GIVEN INSTRUCTION:
Look through the data below. Show each line where the string "text" occurs.

PROVIDED DATA:
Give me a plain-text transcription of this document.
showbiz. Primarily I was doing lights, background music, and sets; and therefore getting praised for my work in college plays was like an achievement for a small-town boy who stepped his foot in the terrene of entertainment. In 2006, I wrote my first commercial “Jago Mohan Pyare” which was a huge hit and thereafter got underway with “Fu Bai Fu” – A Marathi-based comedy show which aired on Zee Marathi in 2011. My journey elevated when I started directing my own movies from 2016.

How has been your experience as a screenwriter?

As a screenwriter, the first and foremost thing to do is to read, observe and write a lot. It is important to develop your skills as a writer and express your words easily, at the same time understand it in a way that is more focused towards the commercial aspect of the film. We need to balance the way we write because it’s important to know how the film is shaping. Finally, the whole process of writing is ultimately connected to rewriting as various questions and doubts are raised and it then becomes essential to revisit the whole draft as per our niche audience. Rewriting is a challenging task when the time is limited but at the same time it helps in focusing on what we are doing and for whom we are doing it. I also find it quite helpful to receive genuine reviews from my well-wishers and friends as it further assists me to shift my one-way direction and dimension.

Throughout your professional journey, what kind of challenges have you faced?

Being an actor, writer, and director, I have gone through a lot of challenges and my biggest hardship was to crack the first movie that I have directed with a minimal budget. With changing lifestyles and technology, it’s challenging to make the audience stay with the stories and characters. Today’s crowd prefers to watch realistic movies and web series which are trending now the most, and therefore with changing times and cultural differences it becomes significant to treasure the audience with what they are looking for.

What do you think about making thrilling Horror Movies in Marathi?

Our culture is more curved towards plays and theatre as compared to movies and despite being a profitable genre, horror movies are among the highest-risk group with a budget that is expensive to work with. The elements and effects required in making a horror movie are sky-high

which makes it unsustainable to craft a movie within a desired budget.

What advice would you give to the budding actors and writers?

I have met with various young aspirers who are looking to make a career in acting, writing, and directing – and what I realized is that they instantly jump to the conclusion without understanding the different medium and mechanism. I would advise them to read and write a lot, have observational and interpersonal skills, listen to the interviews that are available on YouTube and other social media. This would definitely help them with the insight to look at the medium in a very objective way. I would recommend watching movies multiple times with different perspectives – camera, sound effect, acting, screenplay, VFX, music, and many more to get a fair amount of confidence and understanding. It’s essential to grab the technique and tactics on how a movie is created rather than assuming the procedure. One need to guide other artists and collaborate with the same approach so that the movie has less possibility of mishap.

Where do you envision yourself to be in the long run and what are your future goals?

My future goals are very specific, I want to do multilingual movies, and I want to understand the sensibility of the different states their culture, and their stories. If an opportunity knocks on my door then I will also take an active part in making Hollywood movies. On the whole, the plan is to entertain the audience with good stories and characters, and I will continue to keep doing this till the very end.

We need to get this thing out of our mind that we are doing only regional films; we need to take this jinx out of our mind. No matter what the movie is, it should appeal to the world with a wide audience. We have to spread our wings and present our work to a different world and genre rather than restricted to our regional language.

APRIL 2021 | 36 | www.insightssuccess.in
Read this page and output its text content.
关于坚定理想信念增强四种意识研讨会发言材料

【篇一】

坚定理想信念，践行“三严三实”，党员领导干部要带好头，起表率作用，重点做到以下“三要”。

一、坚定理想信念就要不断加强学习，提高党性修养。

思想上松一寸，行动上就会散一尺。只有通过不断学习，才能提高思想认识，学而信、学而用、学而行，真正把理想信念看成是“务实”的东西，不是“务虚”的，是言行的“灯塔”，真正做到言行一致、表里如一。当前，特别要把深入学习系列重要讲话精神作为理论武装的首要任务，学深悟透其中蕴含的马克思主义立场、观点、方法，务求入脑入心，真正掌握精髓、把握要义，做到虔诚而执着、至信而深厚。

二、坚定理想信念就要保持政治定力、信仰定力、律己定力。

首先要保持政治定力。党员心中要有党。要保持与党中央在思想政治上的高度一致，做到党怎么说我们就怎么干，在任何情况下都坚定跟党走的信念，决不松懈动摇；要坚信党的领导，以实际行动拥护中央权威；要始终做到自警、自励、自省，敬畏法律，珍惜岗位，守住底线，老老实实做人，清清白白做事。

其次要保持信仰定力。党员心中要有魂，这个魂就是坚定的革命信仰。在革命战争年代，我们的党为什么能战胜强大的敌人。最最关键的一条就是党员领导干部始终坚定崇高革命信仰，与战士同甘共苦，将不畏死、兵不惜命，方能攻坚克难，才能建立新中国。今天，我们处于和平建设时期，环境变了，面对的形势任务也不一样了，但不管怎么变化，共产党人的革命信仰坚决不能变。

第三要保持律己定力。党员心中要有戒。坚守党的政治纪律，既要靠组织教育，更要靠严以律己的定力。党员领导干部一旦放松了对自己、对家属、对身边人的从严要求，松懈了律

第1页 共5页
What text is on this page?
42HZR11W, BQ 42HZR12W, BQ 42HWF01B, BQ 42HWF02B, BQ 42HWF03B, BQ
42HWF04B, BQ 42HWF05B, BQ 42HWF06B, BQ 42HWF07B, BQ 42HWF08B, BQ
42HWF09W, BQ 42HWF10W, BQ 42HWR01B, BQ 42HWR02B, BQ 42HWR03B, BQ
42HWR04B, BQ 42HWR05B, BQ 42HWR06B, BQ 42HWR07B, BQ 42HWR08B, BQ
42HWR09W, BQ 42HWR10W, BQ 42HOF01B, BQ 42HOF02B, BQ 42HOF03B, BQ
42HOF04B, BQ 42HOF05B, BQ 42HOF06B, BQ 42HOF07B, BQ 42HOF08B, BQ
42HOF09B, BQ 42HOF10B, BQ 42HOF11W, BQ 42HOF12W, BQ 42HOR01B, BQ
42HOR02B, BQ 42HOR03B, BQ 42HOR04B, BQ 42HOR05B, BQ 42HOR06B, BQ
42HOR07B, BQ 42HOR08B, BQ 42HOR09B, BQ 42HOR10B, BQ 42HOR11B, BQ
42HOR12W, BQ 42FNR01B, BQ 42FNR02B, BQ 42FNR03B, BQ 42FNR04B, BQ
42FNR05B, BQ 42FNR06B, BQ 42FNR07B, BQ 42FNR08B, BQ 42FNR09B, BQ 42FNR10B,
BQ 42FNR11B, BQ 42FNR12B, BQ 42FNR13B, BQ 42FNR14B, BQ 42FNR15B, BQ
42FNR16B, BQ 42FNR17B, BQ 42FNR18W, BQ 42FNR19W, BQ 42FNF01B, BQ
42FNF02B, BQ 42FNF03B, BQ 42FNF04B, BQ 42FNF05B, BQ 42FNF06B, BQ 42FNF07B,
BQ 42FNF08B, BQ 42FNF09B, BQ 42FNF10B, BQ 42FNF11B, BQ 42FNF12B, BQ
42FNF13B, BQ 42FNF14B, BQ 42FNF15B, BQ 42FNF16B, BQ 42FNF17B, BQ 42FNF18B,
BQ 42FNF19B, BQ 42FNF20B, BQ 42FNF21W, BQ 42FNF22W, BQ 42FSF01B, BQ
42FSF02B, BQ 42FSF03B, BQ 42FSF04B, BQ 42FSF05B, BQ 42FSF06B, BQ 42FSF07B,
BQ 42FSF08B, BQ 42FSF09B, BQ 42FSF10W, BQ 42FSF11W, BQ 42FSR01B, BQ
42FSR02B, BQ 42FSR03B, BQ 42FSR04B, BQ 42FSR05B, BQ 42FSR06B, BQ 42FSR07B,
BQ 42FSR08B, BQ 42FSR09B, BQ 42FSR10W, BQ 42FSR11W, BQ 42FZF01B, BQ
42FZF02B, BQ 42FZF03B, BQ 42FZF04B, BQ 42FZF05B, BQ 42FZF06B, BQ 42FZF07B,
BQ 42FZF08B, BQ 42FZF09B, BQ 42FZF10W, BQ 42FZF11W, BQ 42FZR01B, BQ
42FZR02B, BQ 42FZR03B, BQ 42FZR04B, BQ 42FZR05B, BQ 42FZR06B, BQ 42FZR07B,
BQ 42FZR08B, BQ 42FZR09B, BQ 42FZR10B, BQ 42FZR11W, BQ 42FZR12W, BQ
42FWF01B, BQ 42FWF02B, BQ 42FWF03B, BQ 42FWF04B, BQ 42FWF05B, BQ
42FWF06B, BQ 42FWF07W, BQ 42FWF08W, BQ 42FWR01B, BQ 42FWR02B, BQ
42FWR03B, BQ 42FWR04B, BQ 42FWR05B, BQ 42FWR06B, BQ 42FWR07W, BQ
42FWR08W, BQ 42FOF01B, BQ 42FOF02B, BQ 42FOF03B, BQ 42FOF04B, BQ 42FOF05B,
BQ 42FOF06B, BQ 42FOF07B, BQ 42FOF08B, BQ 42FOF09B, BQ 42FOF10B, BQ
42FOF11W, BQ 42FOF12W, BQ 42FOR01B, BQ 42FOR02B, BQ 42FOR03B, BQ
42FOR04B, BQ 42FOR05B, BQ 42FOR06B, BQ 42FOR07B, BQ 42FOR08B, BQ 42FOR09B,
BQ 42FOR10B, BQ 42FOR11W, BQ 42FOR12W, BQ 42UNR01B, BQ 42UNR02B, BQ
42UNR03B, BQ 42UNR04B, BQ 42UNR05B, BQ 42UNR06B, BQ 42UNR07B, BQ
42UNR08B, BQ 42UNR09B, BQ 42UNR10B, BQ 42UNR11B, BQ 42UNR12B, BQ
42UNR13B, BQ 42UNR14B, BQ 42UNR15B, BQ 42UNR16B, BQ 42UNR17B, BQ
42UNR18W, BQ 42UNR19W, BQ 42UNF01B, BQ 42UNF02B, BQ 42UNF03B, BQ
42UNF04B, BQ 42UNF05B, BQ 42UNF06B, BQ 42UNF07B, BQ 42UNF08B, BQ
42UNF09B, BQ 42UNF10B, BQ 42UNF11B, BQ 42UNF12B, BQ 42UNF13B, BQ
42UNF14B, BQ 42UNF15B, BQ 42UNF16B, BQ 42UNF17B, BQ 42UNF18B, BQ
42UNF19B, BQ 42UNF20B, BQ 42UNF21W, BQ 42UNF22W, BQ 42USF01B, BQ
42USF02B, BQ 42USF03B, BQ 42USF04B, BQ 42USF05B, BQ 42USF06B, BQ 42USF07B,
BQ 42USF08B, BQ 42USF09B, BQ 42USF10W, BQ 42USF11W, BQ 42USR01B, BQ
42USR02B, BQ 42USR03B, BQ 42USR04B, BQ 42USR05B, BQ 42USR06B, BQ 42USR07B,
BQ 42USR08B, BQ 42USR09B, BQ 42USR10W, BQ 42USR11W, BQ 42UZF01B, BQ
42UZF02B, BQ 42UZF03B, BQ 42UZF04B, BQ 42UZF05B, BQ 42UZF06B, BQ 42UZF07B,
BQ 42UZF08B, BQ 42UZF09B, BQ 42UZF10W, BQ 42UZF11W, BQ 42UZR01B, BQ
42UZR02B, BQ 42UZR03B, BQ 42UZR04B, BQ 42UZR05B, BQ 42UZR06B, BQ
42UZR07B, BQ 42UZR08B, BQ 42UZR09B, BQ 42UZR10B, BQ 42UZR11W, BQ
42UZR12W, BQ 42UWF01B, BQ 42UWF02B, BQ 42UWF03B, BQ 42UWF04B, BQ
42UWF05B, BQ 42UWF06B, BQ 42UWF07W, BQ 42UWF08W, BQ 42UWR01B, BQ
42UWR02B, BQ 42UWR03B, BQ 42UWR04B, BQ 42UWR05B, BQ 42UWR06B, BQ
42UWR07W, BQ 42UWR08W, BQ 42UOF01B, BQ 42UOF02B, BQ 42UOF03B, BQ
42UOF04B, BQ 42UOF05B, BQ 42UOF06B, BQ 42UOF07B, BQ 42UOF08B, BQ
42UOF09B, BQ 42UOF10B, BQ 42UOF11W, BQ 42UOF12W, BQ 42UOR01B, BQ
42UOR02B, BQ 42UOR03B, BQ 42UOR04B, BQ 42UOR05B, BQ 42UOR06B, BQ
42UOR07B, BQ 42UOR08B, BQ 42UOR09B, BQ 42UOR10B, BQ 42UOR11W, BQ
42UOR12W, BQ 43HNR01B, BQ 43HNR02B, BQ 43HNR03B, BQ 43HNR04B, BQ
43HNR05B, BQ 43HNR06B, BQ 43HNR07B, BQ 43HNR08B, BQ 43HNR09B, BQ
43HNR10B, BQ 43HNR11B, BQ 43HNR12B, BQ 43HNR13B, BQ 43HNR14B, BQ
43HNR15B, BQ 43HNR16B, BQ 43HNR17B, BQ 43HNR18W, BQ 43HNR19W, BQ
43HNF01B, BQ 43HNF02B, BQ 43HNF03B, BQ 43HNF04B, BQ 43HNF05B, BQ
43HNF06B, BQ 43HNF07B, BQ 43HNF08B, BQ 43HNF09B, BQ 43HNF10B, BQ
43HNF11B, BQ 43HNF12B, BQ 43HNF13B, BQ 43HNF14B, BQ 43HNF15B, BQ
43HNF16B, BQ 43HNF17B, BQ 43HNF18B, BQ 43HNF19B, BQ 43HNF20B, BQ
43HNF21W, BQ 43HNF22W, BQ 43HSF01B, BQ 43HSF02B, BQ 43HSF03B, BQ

RESULT OF THIS TASK:
Give me a plain-text transcription of this document.
Read this page and output its text content.
What text is on this page?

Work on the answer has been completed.